* TASK DETAILS:
Extract and list every line that contains the word "иметь".

[Data entries]
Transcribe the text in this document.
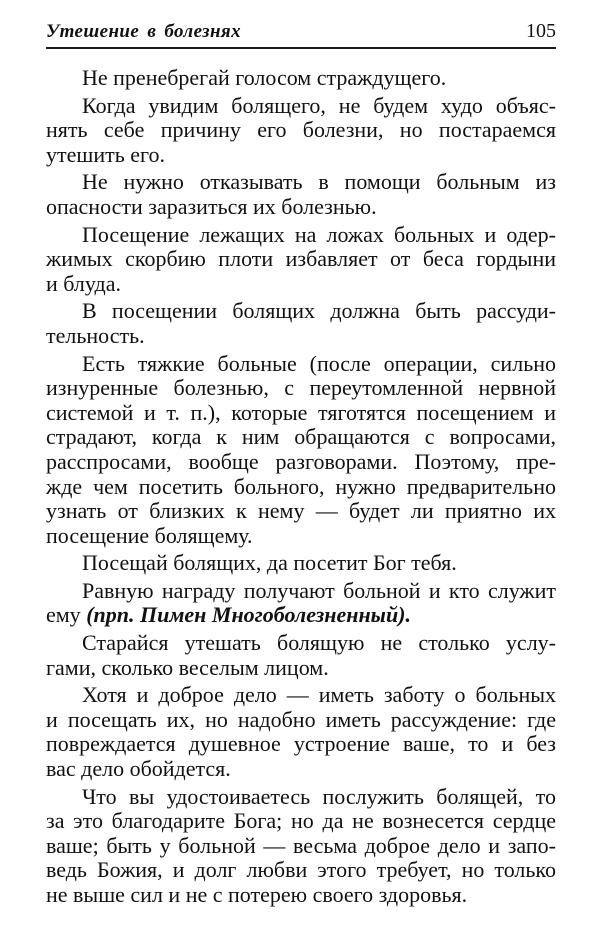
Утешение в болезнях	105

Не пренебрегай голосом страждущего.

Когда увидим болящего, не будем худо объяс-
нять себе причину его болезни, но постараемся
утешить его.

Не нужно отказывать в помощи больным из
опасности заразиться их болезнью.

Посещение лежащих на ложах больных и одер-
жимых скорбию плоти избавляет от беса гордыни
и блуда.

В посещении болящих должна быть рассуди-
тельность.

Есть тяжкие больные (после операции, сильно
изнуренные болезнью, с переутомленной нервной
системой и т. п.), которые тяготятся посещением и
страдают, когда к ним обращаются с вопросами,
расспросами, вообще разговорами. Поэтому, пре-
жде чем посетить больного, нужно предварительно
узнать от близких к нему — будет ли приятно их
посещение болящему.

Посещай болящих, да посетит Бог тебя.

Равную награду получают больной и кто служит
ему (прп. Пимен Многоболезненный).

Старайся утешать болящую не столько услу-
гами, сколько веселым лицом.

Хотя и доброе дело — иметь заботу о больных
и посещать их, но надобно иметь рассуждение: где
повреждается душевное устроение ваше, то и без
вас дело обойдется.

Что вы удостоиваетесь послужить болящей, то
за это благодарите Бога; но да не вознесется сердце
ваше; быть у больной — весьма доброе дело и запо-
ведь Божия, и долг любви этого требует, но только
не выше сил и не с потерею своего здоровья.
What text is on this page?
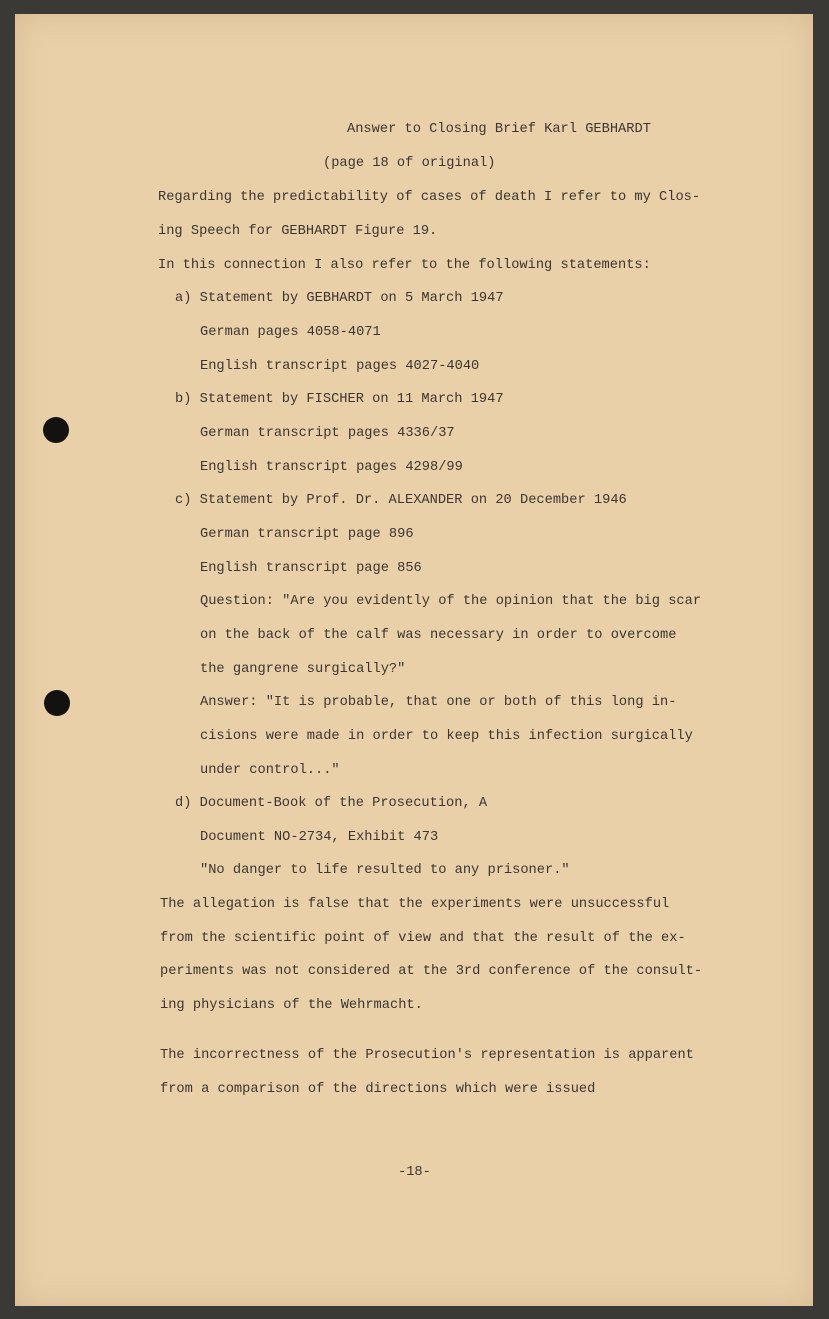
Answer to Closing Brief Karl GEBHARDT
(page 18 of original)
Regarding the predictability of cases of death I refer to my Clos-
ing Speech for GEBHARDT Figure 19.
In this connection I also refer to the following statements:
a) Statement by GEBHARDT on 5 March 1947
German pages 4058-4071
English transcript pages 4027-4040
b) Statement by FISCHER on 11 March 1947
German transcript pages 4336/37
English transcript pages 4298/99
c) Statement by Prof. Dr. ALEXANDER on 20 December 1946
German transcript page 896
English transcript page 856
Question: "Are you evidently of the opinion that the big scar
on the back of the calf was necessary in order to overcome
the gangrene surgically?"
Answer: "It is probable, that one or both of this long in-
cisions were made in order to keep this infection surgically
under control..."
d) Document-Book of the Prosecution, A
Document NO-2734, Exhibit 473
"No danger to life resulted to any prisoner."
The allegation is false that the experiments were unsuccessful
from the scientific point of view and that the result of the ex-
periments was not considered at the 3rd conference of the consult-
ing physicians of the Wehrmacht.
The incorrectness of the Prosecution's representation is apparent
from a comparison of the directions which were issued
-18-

* TASK RESULT:
Хотя и доброе дело — иметь заботу о больных
и посещать их, но надобно иметь рассуждение: где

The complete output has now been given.